JOB:
From the entries below, say how many lines carry the word "data", and give nothing but the number.

::::::::::

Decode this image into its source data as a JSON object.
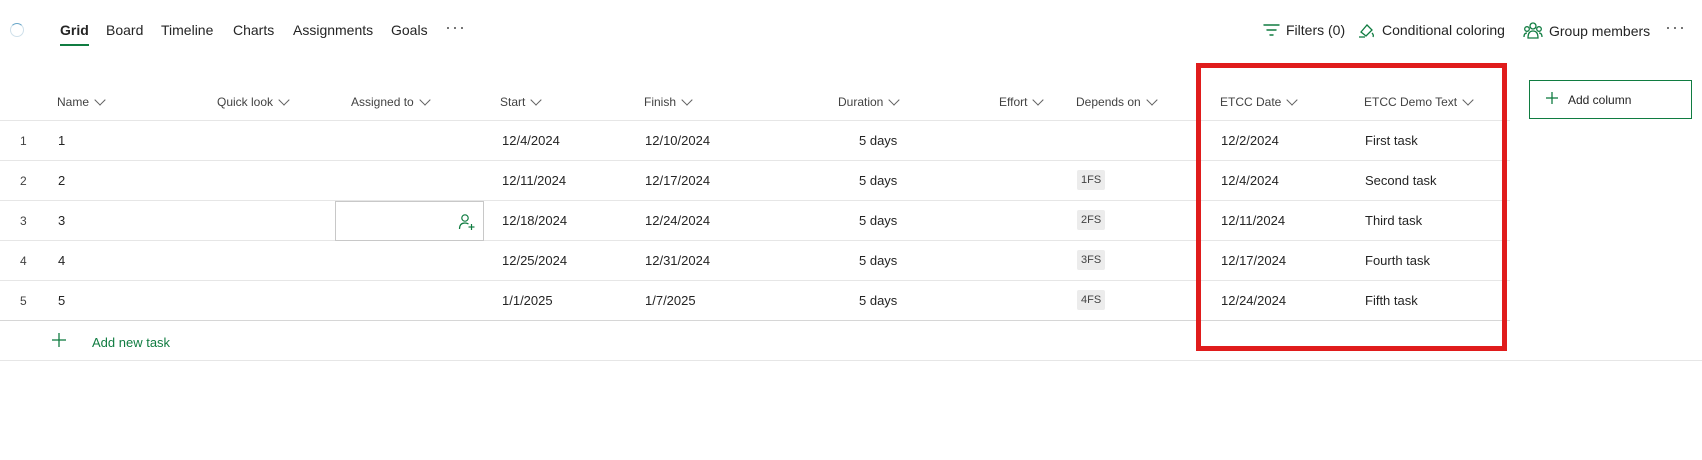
{
  "nav": {
    "tabs": [
      {
        "label": "Grid"
      },
      {
        "label": "Board"
      },
      {
        "label": "Timeline"
      },
      {
        "label": "Charts"
      },
      {
        "label": "Assignments"
      },
      {
        "label": "Goals"
      }
    ],
    "more": "···",
    "active_tab": "Grid"
  },
  "toolbar": {
    "filters_label": "Filters (0)",
    "conditional_label": "Conditional coloring",
    "group_label": "Group members",
    "more": "···"
  },
  "columns": [
    {
      "label": "Name"
    },
    {
      "label": "Quick look"
    },
    {
      "label": "Assigned to"
    },
    {
      "label": "Start"
    },
    {
      "label": "Finish"
    },
    {
      "label": "Duration"
    },
    {
      "label": "Effort"
    },
    {
      "label": "Depends on"
    },
    {
      "label": "ETCC Date"
    },
    {
      "label": "ETCC Demo Text"
    }
  ],
  "add_column_label": "Add column",
  "rows": [
    {
      "num": "1",
      "name": "1",
      "start": "12/4/2024",
      "finish": "12/10/2024",
      "duration": "5 days",
      "depends": "",
      "etcc_date": "12/2/2024",
      "etcc_text": "First task"
    },
    {
      "num": "2",
      "name": "2",
      "start": "12/11/2024",
      "finish": "12/17/2024",
      "duration": "5 days",
      "depends": "1FS",
      "etcc_date": "12/4/2024",
      "etcc_text": "Second task"
    },
    {
      "num": "3",
      "name": "3",
      "start": "12/18/2024",
      "finish": "12/24/2024",
      "duration": "5 days",
      "depends": "2FS",
      "etcc_date": "12/11/2024",
      "etcc_text": "Third task"
    },
    {
      "num": "4",
      "name": "4",
      "start": "12/25/2024",
      "finish": "12/31/2024",
      "duration": "5 days",
      "depends": "3FS",
      "etcc_date": "12/17/2024",
      "etcc_text": "Fourth task"
    },
    {
      "num": "5",
      "name": "5",
      "start": "1/1/2025",
      "finish": "1/7/2025",
      "duration": "5 days",
      "depends": "4FS",
      "etcc_date": "12/24/2024",
      "etcc_text": "Fifth task"
    }
  ],
  "add_task_label": "Add new task",
  "colors": {
    "accent": "#107c41",
    "highlight": "#e01c1c"
  },
  "icons": [
    "loading-spinner-icon",
    "filter-icon",
    "conditional-coloring-icon",
    "group-members-icon",
    "more-icon",
    "chevron-down-icon",
    "plus-icon",
    "add-person-icon"
  ]
}
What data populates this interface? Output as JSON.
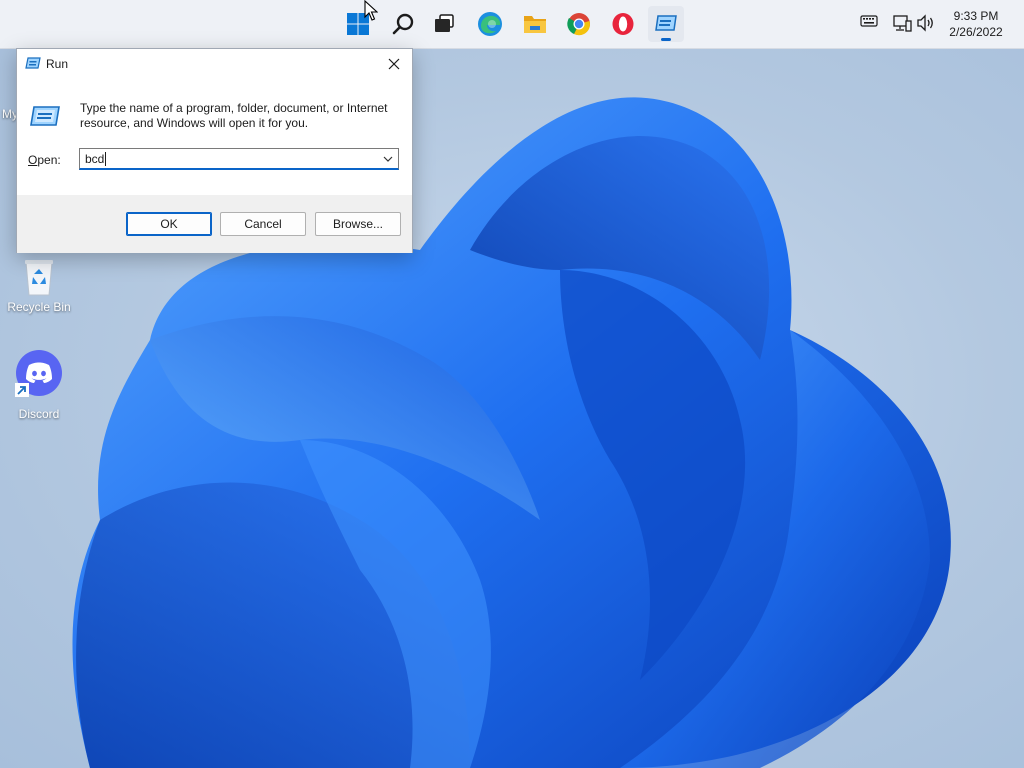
{
  "run_dialog": {
    "title": "Run",
    "description": "Type the name of a program, folder, document, or Internet resource, and Windows will open it for you.",
    "open_label_first": "O",
    "open_label_rest": "pen:",
    "open_value": "bcd",
    "buttons": {
      "ok": "OK",
      "cancel": "Cancel",
      "browse": "Browse..."
    }
  },
  "desktop": {
    "partial_icon_label": "My",
    "icons": [
      {
        "label": "Recycle Bin",
        "icon": "recycle-bin-icon"
      },
      {
        "label": "Discord",
        "icon": "discord-icon"
      }
    ]
  },
  "taskbar": {
    "apps": [
      {
        "icon": "windows-start-icon"
      },
      {
        "icon": "search-icon"
      },
      {
        "icon": "task-view-icon"
      },
      {
        "icon": "edge-icon"
      },
      {
        "icon": "file-explorer-icon"
      },
      {
        "icon": "chrome-icon"
      },
      {
        "icon": "opera-icon"
      },
      {
        "icon": "run-app-icon"
      }
    ],
    "tray": {
      "time": "9:33 PM",
      "date": "2/26/2022"
    }
  },
  "colors": {
    "accent": "#0a64c8",
    "wallpaper_blue": "#1e63e6",
    "discord": "#5865f2"
  }
}
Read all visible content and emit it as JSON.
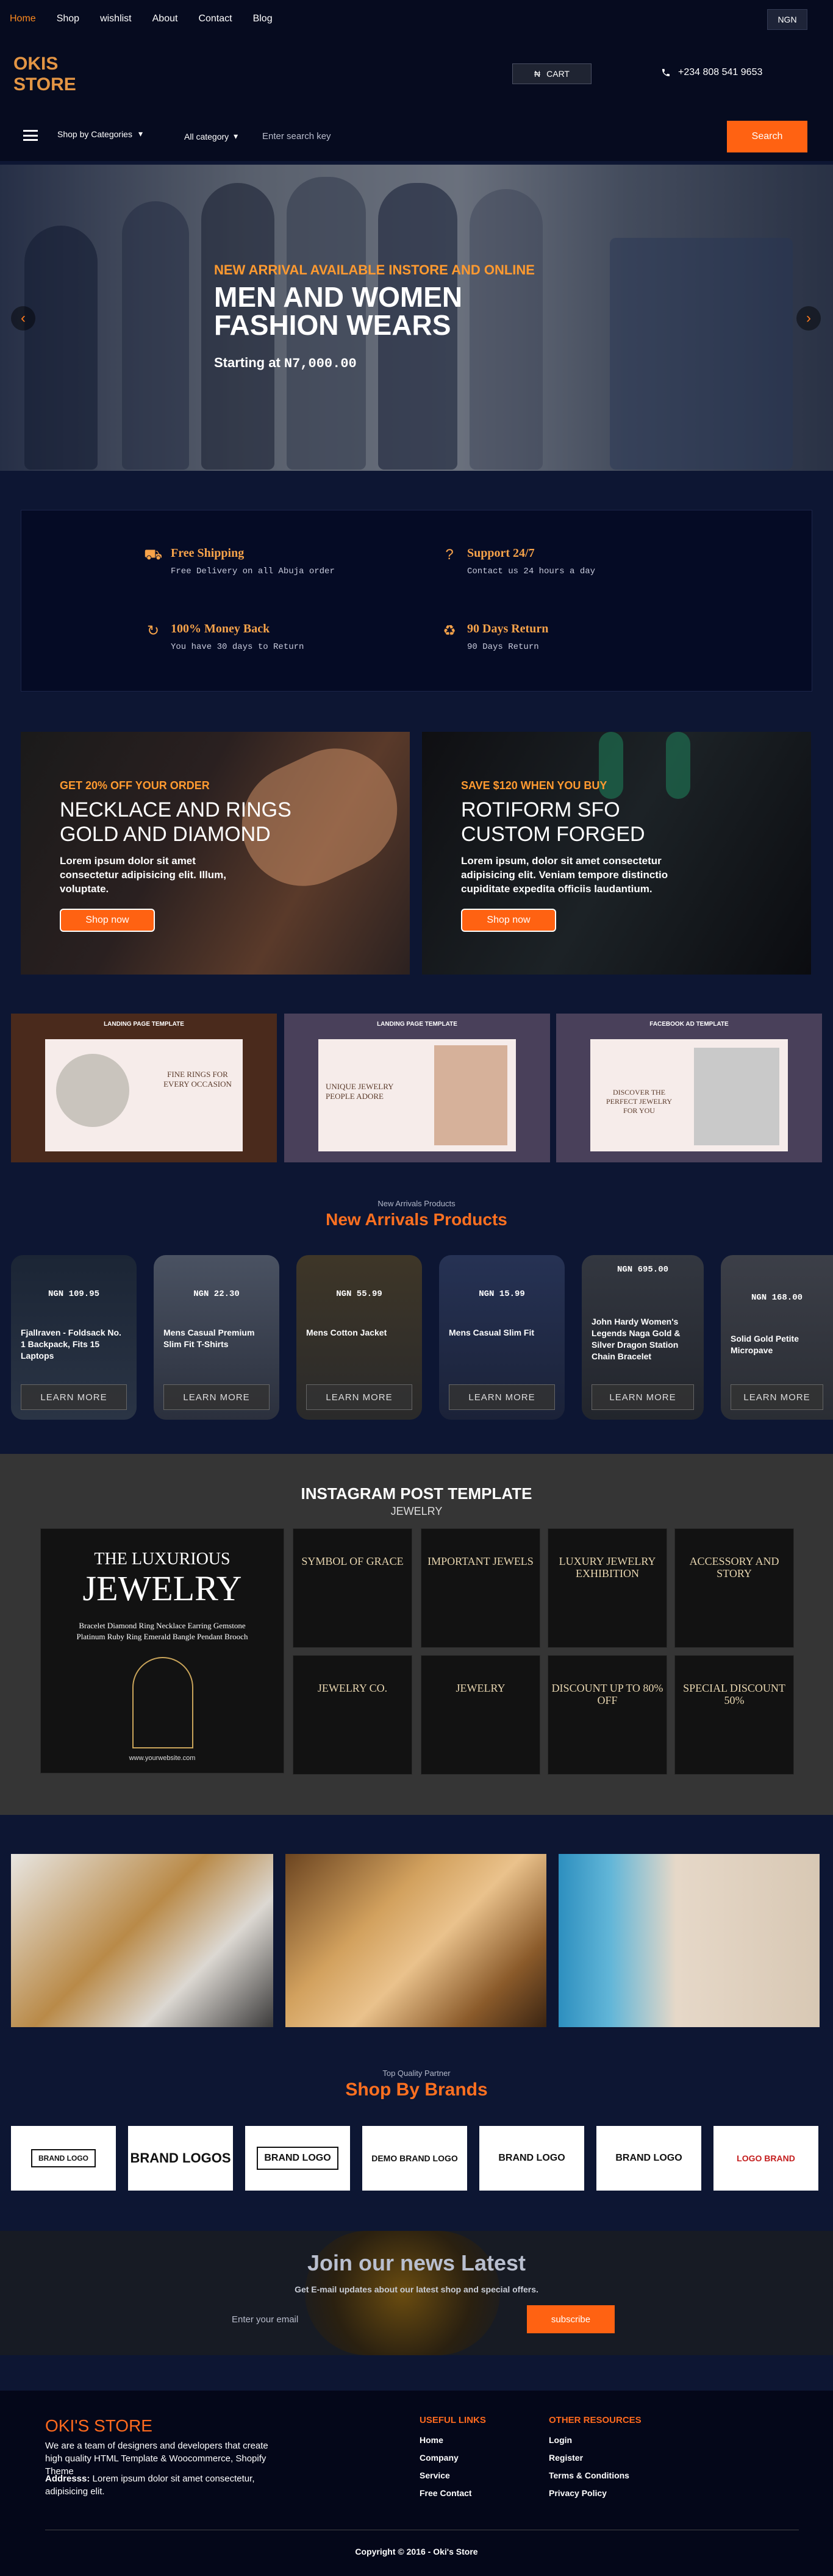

::::::::::

WORKED SOLUTION:
2